Aim
Set the listing down unchanged, minus every embedded image.

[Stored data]

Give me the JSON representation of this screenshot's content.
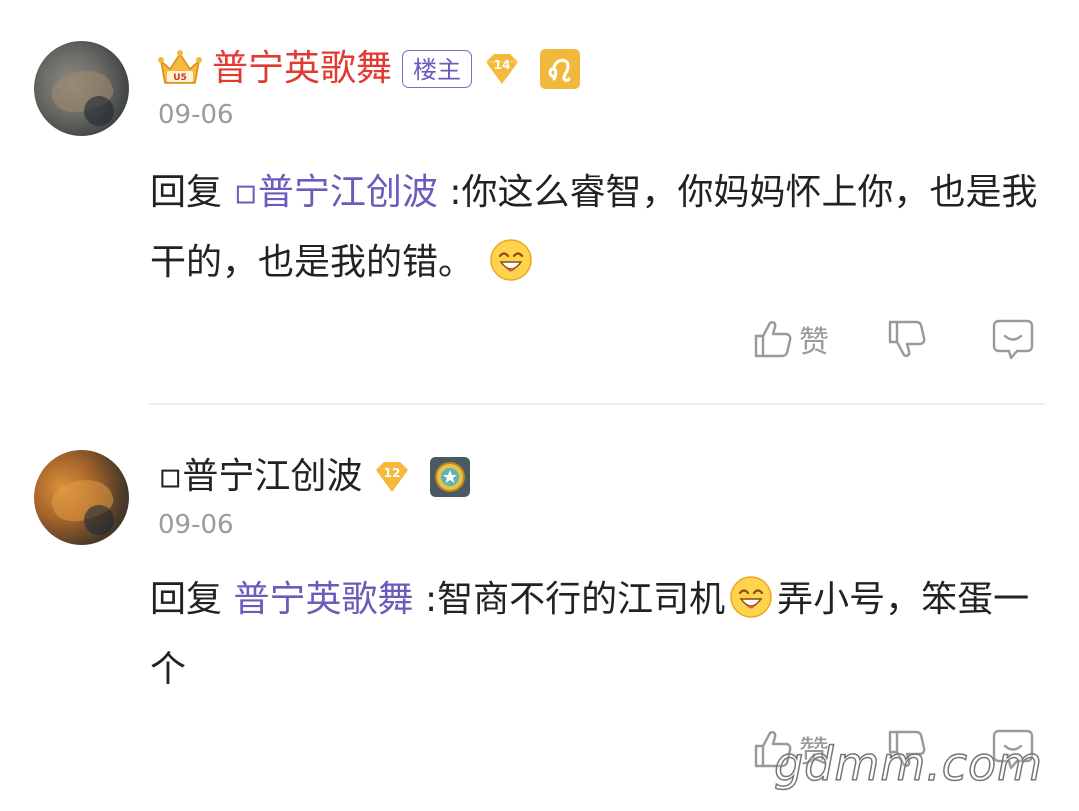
{
  "comments": [
    {
      "username": "普宁英歌舞",
      "op_badge": "楼主",
      "level": "14",
      "date": "09-06",
      "reply_prefix": "回复",
      "mention": "▫普宁江创波",
      "text_part1": ":你这么睿智，你妈妈怀上你，也是我干的，也是我的错。",
      "text_part2": "",
      "like_label": "赞",
      "icons": [
        "crown-icon",
        "level-diamond-icon",
        "leo-sign-icon",
        "grin-emoji-icon",
        "thumb-up-icon",
        "thumb-down-icon",
        "comment-reply-icon"
      ]
    },
    {
      "username": "▫普宁江创波",
      "level": "12",
      "date": "09-06",
      "reply_prefix": "回复",
      "mention": "普宁英歌舞",
      "text_part1": ":智商不行的江司机",
      "text_part2": "弄小号，笨蛋一个",
      "like_label": "赞",
      "icons": [
        "level-diamond-icon",
        "medal-star-icon",
        "grin-emoji-icon",
        "thumb-up-icon",
        "thumb-down-icon",
        "comment-reply-icon"
      ]
    }
  ],
  "watermark": "gdmm.com",
  "colors": {
    "vip_name": "#e23a30",
    "mention": "#6a5bbd",
    "date": "#9b9b9b",
    "badge_gold": "#f5b93b"
  }
}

Exercise answer
Give me the JSON representation of this screenshot's content.
{
  "comments": [
    {
      "username": "普宁英歌舞",
      "op_badge": "楼主",
      "level": "14",
      "date": "09-06",
      "reply_prefix": "回复",
      "mention": "▫普宁江创波",
      "text_part1": ":你这么睿智，你妈妈怀上你，也是我干的，也是我的错。",
      "text_part2": "",
      "like_label": "赞",
      "icons": [
        "crown-icon",
        "level-diamond-icon",
        "leo-sign-icon",
        "grin-emoji-icon",
        "thumb-up-icon",
        "thumb-down-icon",
        "comment-reply-icon"
      ]
    },
    {
      "username": "▫普宁江创波",
      "level": "12",
      "date": "09-06",
      "reply_prefix": "回复",
      "mention": "普宁英歌舞",
      "text_part1": ":智商不行的江司机",
      "text_part2": "弄小号，笨蛋一个",
      "like_label": "赞",
      "icons": [
        "level-diamond-icon",
        "medal-star-icon",
        "grin-emoji-icon",
        "thumb-up-icon",
        "thumb-down-icon",
        "comment-reply-icon"
      ]
    }
  ],
  "watermark": "gdmm.com",
  "colors": {
    "vip_name": "#e23a30",
    "mention": "#6a5bbd",
    "date": "#9b9b9b",
    "badge_gold": "#f5b93b"
  }
}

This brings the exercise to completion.